INFORMATION PROVIDED:
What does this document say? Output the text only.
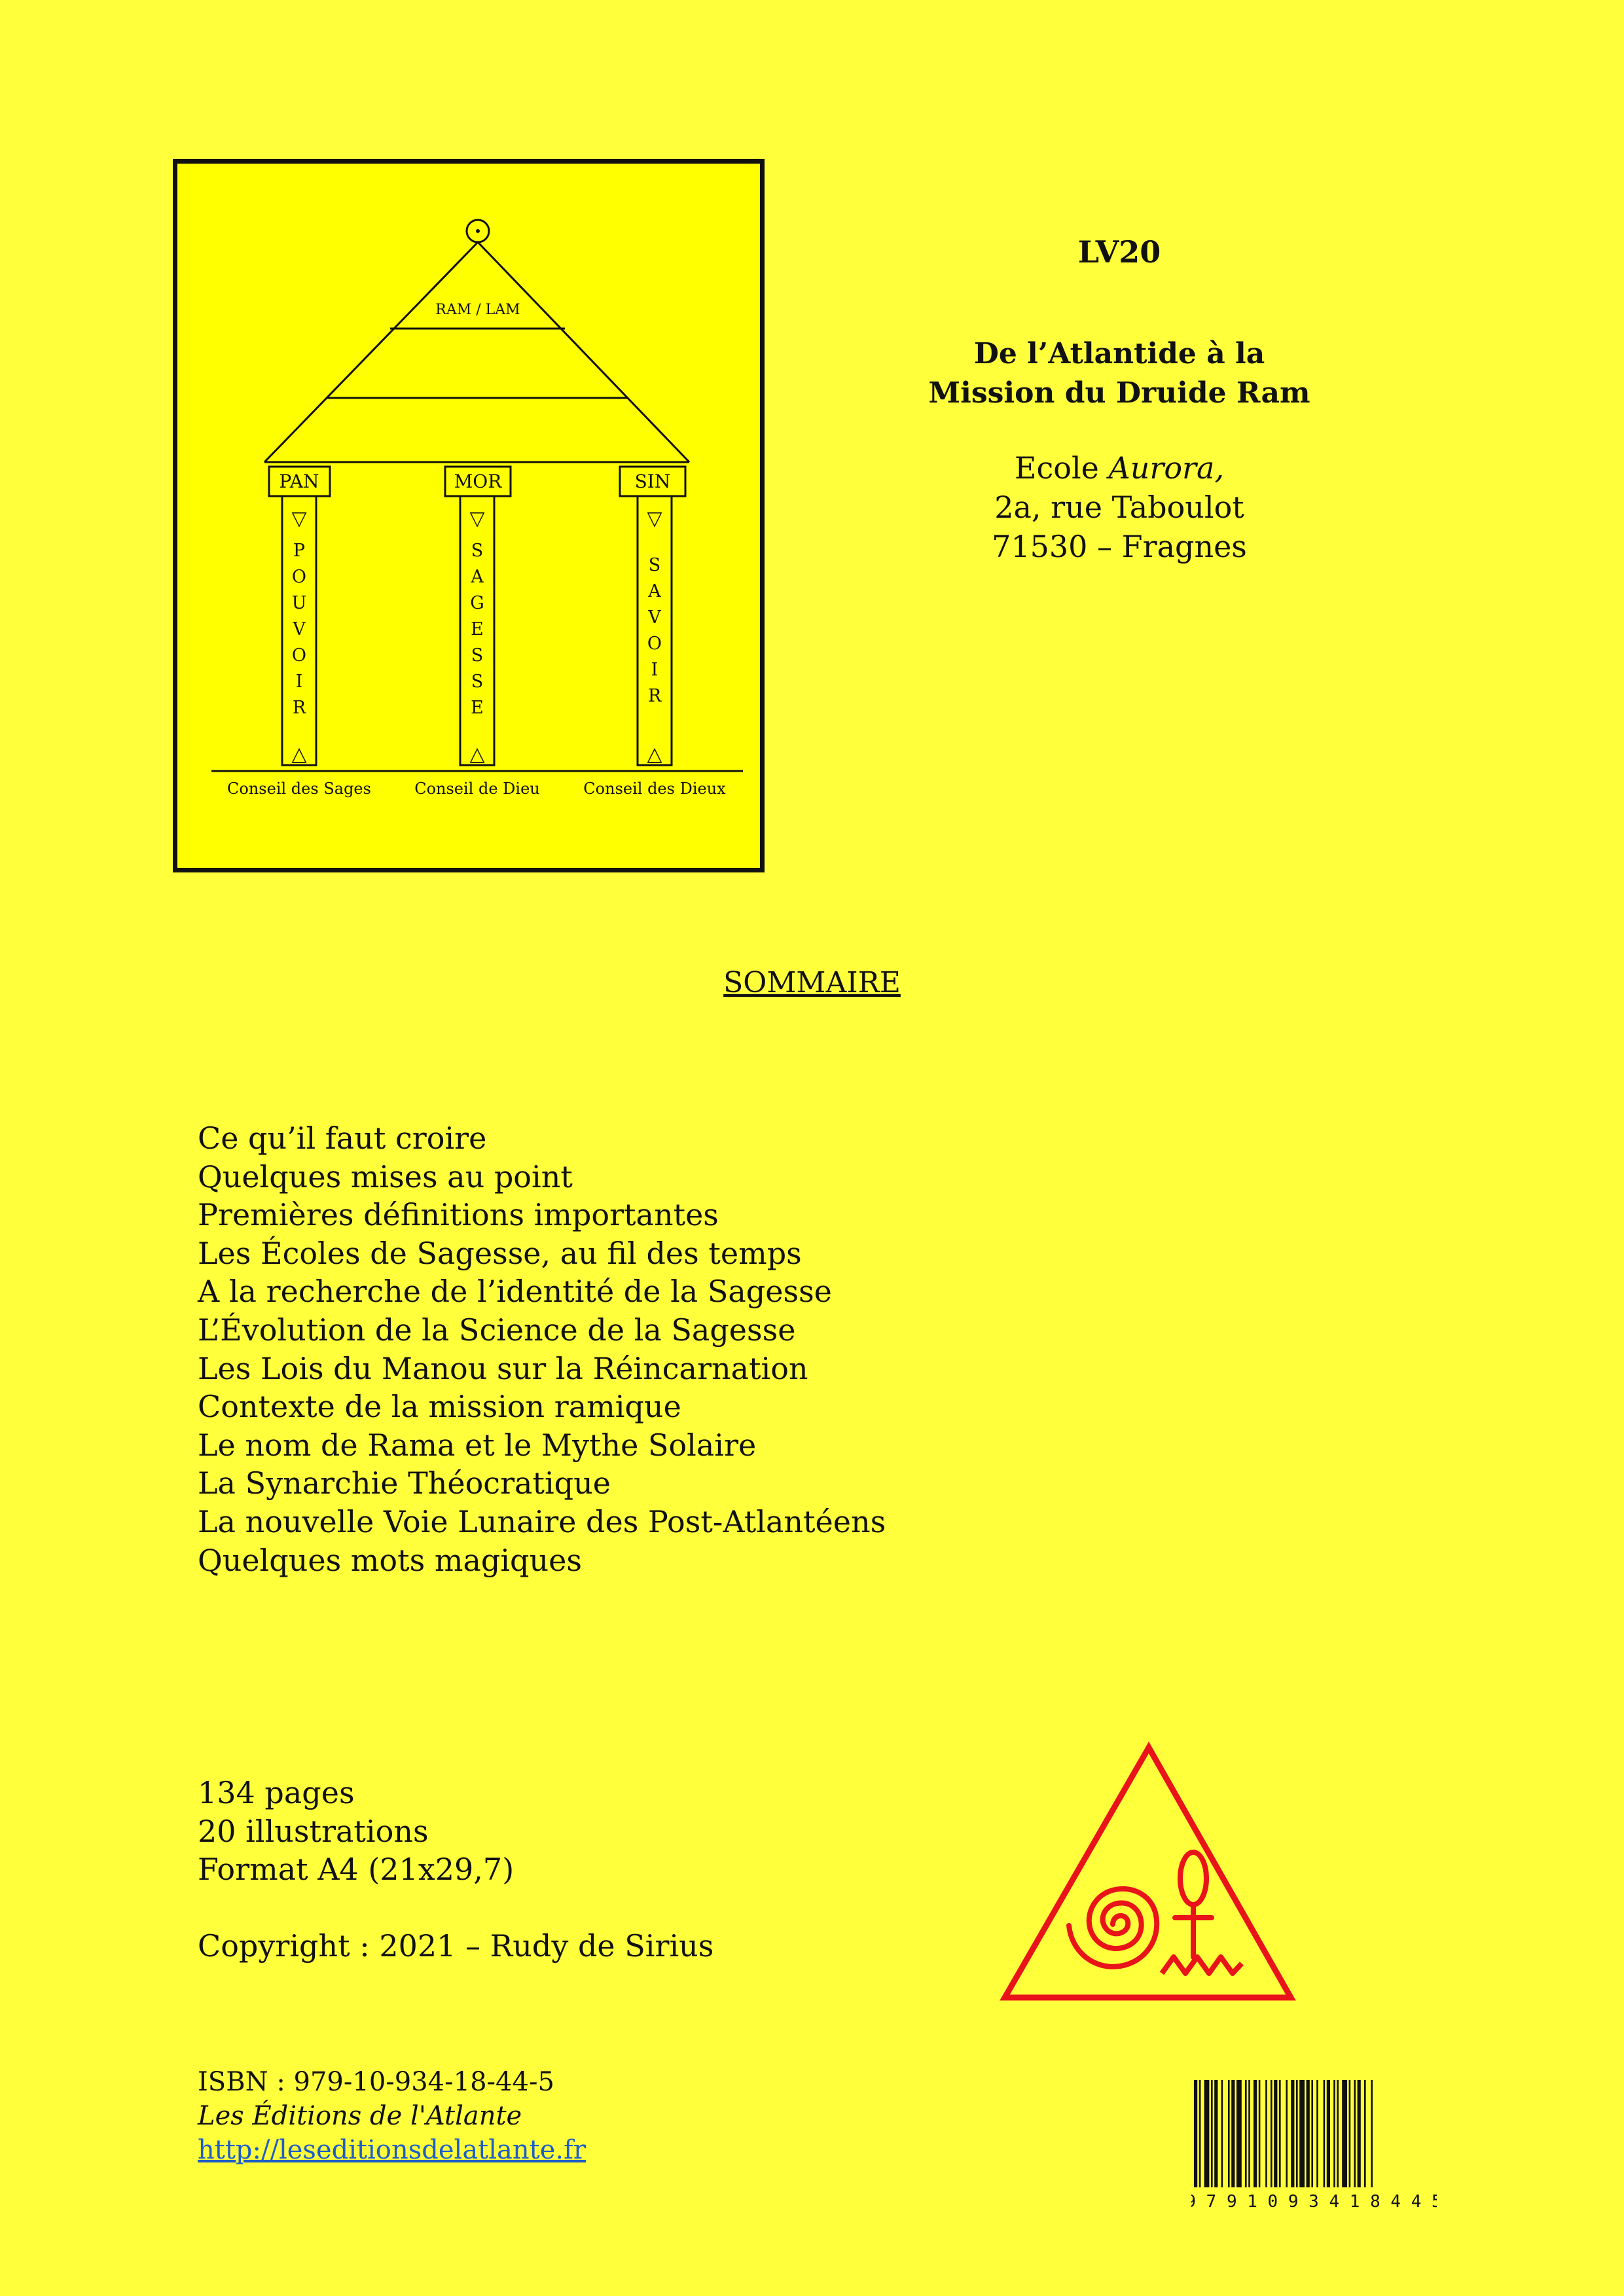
RAM / LAM
PAN
▽
P
O
U
V
O
I
R
△
Conseil des Sages
MOR
▽
S
A
G
E
S
S
E
△
Conseil de Dieu
SIN
▽
S
A
V
O
I
R
△
Conseil des Dieux

LV20

De l’Atlantide à la
Mission du Druide Ram

Ecole Aurora,
2a, rue Taboulot
71530 – Fragnes

SOMMAIRE
Ce qu’il faut croire
Quelques mises au point
Premières définitions importantes
Les Écoles de Sagesse, au fil des temps
A la recherche de l’identité de la Sagesse
L’Évolution de la Science de la Sagesse
Les Lois du Manou sur la Réincarnation
Contexte de la mission ramique
Le nom de Rama et le Mythe Solaire
La Synarchie Théocratique
La nouvelle Voie Lunaire des Post-Atlantéens
Quelques mots magiques
134 pages
20 illustrations
Format A4 (21x29,7)
Copyright : 2021 – Rudy de Sirius
ISBN : 979-10-934-18-44-5
Les Éditions de l'Atlante
http://leseditionsdelatlante.fr
9 7 9 1 0 9 3 4 1 8 4 4 5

PROBLEM DESCRIPTION: Reproduce the entries exactly. Do not carry over any picture.

RESPONSE TO THE TASK:
What does this document say? Output the text only.
RAM / LAM
PAN
▽
P
O
U
V
O
I
R
△
Conseil des Sages
MOR
▽
S
A
G
E
S
S
E
△
Conseil de Dieu
SIN
▽
S
A
V
O
I
R
△
Conseil des Dieux

LV20

De l’Atlantide à la
Mission du Druide Ram

Ecole Aurora,
2a, rue Taboulot
71530 – Fragnes

SOMMAIRE
Ce qu’il faut croire
Quelques mises au point
Premières définitions importantes
Les Écoles de Sagesse, au fil des temps
A la recherche de l’identité de la Sagesse
L’Évolution de la Science de la Sagesse
Les Lois du Manou sur la Réincarnation
Contexte de la mission ramique
Le nom de Rama et le Mythe Solaire
La Synarchie Théocratique
La nouvelle Voie Lunaire des Post-Atlantéens
Quelques mots magiques
134 pages
20 illustrations
Format A4 (21x29,7)
Copyright : 2021 – Rudy de Sirius
ISBN : 979-10-934-18-44-5
Les Éditions de l'Atlante
http://leseditionsdelatlante.fr
9 7 9 1 0 9 3 4 1 8 4 4 5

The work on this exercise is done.